[START Listed entries]
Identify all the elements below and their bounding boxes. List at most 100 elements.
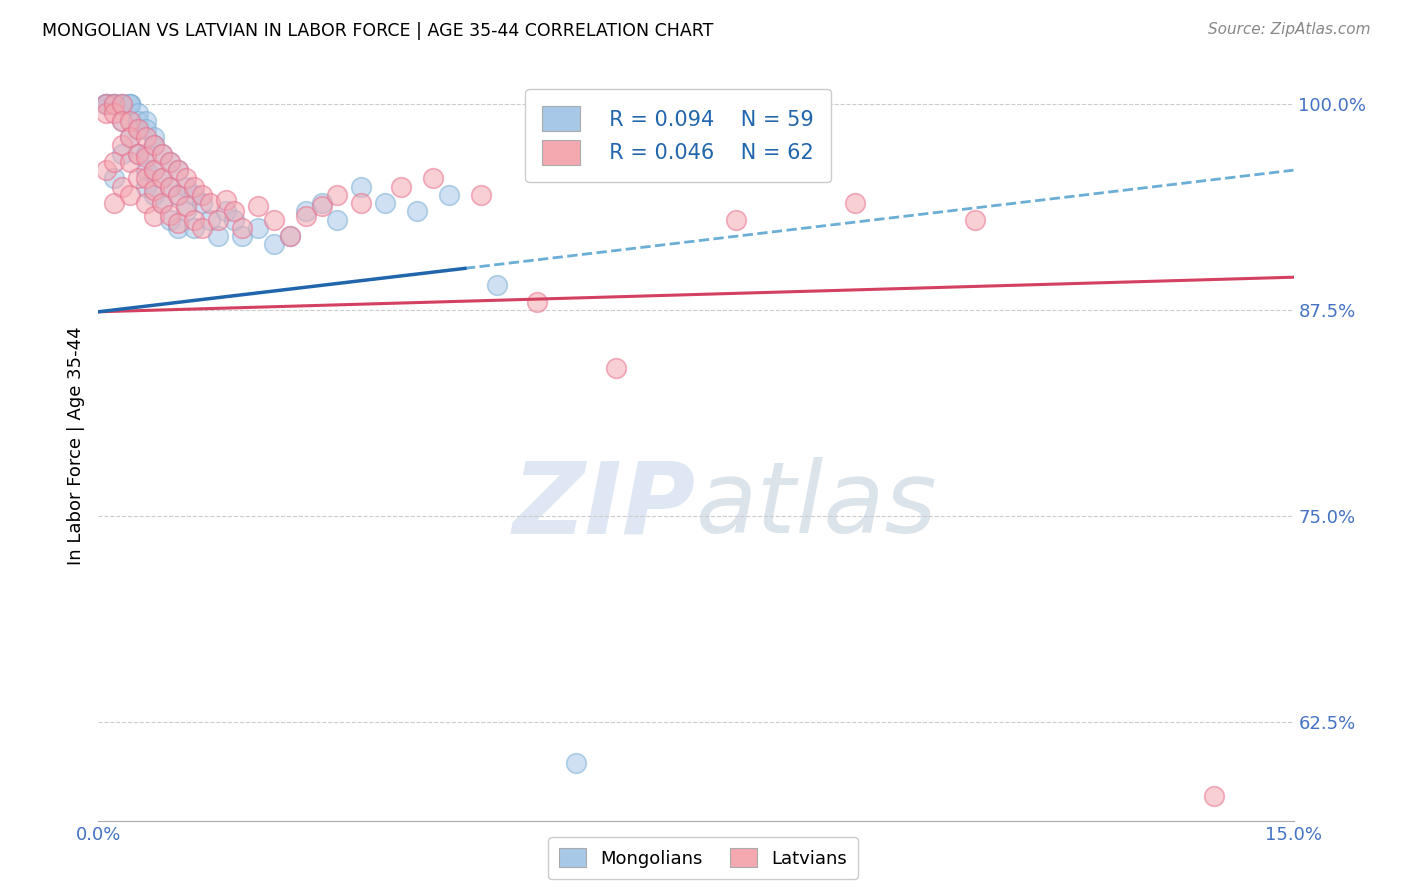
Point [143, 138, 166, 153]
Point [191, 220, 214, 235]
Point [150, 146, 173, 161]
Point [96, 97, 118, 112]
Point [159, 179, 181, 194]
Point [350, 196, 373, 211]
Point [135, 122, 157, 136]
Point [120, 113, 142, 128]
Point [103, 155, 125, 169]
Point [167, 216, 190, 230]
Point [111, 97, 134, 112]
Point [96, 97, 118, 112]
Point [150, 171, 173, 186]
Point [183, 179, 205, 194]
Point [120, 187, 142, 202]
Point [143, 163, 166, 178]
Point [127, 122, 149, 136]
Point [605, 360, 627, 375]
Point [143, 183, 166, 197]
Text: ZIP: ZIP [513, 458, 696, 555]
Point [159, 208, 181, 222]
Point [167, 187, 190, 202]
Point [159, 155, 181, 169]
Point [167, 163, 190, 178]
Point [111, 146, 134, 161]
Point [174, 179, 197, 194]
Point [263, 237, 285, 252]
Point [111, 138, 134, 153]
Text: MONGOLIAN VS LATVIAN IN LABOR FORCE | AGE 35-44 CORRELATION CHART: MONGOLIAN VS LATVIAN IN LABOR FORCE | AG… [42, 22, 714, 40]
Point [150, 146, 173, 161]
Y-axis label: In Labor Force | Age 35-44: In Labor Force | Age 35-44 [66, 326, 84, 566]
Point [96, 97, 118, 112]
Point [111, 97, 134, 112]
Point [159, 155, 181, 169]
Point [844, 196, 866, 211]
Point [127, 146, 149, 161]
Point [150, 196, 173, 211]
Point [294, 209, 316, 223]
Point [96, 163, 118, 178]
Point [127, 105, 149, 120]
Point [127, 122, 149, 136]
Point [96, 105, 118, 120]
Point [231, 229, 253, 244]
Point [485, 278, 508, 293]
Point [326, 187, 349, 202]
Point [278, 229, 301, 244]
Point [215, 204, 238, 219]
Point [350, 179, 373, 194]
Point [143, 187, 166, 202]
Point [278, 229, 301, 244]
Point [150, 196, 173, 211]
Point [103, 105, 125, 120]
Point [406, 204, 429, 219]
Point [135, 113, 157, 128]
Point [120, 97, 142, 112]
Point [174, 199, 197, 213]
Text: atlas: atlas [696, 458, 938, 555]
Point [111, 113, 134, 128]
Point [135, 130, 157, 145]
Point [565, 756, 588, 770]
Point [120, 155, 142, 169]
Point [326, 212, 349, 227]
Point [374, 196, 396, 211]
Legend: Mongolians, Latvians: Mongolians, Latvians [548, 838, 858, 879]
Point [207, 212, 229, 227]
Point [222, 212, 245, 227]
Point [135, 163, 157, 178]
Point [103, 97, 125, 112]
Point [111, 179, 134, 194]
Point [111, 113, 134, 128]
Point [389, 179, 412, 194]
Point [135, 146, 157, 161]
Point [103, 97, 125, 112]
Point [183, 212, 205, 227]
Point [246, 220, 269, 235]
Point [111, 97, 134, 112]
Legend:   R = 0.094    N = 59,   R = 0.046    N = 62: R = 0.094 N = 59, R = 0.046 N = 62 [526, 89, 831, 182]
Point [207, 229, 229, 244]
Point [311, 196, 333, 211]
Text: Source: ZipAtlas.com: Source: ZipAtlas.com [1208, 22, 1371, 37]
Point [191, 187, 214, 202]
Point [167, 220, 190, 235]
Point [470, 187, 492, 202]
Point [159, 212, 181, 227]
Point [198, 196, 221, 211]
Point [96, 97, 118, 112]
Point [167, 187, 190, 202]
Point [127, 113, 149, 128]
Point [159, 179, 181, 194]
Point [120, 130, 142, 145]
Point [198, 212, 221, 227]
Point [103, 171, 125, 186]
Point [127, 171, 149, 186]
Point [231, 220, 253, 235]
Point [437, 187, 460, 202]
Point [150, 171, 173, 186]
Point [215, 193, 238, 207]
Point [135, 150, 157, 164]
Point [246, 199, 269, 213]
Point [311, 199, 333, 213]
[END Listed entries]
[START Listed entries]
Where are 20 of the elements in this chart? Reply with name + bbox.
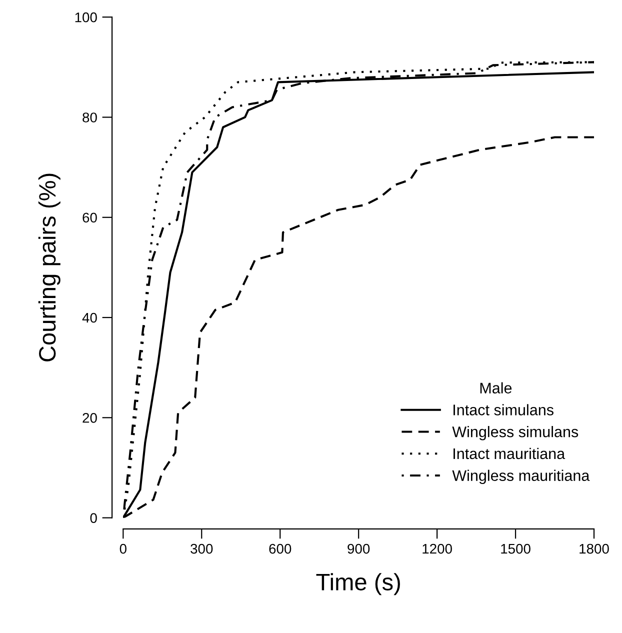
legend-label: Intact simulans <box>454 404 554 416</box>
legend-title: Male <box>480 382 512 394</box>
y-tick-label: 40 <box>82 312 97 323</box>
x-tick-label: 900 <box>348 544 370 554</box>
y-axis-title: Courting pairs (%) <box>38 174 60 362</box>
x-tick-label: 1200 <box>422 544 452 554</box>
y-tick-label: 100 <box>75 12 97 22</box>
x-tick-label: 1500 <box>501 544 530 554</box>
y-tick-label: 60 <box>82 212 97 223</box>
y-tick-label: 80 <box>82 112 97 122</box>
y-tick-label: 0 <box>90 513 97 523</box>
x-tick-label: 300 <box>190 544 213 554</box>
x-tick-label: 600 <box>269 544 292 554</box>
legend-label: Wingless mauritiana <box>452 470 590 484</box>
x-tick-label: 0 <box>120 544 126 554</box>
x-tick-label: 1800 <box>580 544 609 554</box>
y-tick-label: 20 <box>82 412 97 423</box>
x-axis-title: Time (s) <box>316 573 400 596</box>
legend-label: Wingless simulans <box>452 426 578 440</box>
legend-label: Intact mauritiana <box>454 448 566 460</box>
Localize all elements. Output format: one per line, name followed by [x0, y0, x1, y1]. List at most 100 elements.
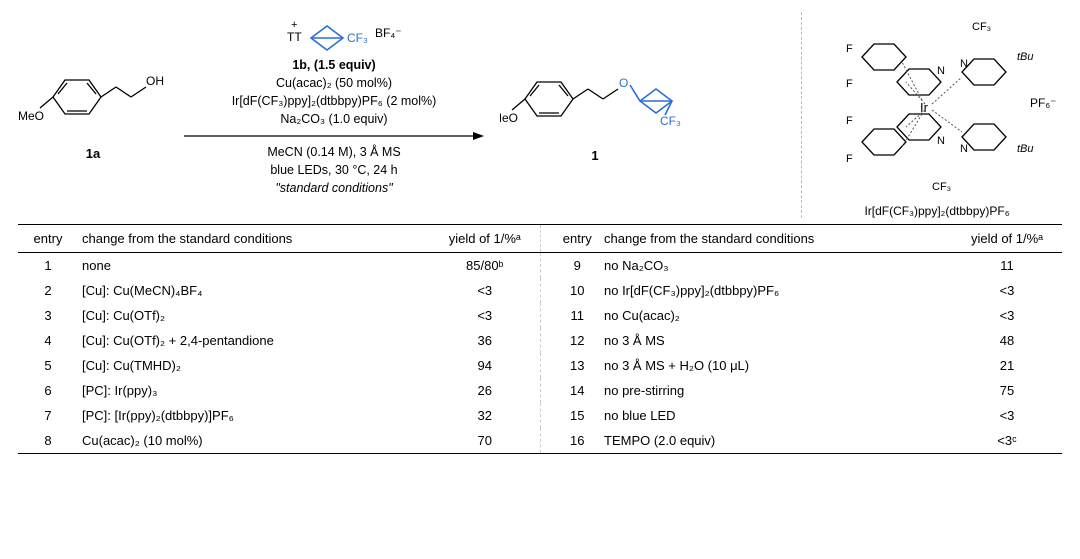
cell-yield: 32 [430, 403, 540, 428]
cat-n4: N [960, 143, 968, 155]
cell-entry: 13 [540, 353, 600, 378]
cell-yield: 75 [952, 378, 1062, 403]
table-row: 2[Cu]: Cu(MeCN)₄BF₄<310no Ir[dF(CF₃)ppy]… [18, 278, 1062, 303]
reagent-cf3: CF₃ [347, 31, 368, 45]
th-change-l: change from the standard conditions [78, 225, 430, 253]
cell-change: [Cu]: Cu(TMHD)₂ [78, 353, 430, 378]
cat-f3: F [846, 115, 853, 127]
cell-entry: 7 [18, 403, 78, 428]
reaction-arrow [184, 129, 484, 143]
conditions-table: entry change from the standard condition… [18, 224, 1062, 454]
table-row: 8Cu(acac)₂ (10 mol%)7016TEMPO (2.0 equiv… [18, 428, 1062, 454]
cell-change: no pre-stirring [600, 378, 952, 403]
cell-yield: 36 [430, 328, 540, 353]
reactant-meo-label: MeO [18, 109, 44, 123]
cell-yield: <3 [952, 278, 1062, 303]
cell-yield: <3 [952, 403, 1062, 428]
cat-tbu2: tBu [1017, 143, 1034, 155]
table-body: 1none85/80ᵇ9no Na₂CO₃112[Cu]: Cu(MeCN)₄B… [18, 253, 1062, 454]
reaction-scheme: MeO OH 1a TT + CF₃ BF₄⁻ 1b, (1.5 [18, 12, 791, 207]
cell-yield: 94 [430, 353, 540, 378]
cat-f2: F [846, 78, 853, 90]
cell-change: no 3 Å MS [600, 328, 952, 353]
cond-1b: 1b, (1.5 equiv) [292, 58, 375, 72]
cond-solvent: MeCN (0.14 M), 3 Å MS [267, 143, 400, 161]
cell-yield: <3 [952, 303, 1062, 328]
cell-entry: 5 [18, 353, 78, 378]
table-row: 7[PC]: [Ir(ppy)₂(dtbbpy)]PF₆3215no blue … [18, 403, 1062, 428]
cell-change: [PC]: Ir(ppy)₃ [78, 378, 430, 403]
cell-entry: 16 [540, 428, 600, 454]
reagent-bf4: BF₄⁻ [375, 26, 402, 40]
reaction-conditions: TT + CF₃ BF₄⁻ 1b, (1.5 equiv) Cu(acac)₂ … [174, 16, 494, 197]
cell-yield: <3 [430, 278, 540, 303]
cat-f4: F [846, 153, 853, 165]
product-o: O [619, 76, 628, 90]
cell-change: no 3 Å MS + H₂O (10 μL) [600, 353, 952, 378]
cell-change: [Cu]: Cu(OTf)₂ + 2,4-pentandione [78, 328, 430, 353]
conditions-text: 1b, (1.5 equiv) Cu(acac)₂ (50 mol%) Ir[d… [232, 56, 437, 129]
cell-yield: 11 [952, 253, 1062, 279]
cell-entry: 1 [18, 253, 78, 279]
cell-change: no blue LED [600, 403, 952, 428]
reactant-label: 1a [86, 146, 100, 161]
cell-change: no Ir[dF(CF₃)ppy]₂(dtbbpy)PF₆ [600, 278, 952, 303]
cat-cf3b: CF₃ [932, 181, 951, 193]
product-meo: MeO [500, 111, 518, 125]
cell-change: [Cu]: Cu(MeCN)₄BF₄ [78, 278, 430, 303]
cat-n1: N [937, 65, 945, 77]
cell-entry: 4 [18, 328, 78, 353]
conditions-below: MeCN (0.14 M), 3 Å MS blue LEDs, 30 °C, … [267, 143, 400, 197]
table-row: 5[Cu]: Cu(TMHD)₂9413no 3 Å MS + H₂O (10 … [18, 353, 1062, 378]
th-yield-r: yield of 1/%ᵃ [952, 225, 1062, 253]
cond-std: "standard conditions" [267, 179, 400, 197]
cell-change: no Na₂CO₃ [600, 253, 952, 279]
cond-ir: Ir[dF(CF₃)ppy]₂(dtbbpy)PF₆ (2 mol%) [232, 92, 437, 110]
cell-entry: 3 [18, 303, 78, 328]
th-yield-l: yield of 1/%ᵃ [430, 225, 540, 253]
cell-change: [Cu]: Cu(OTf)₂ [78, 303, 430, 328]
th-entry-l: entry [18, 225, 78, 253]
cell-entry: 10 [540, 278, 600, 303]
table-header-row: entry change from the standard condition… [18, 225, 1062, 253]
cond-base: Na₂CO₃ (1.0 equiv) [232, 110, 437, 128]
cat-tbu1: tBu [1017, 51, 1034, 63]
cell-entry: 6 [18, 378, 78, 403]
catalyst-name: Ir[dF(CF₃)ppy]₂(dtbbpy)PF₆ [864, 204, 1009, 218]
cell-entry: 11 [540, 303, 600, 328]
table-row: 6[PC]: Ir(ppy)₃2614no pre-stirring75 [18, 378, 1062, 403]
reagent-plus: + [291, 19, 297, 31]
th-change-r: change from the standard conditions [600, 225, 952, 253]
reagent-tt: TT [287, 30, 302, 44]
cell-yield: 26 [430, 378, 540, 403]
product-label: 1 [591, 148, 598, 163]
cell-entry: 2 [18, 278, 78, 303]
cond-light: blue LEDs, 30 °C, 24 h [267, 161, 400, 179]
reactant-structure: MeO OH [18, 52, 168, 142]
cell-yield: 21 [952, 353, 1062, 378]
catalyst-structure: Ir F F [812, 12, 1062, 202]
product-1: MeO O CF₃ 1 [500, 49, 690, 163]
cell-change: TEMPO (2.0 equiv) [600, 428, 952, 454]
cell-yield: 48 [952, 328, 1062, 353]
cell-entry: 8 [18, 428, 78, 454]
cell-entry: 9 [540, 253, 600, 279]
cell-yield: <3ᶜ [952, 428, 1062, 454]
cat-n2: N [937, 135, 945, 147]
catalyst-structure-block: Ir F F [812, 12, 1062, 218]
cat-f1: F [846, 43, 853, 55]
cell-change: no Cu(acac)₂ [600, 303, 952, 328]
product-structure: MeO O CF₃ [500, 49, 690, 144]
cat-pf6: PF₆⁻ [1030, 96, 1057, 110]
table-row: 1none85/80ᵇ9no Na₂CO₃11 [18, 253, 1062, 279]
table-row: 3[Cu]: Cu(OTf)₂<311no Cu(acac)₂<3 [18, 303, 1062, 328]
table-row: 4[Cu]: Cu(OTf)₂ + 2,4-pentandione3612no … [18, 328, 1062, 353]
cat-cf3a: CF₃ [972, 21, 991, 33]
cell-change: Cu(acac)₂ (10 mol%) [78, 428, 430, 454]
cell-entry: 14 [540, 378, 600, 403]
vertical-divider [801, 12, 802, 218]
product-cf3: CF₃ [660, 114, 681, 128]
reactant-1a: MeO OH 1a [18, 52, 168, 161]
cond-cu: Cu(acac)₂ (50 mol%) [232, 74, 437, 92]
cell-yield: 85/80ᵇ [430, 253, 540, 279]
[END Listed entries]
▶ [Exercise instructions] Rename "x-tick-label" to "x-axis-tick" in the records, from the line with "legend-label: Intact simulans" to the line with "x-tick-label: 1200 <box>422 544 452 554</box>", and return only those lines with everything else unchanged.

▶ [Result of this exercise]
legend-label: Intact simulans <box>454 404 554 416</box>
legend-title: Male <box>480 382 512 394</box>
y-tick-label: 40 <box>82 312 97 323</box>
x-axis-tick: 900 <box>348 544 370 554</box>
y-axis-title: Courting pairs (%) <box>38 174 60 362</box>
x-axis-tick: 1200 <box>422 544 452 554</box>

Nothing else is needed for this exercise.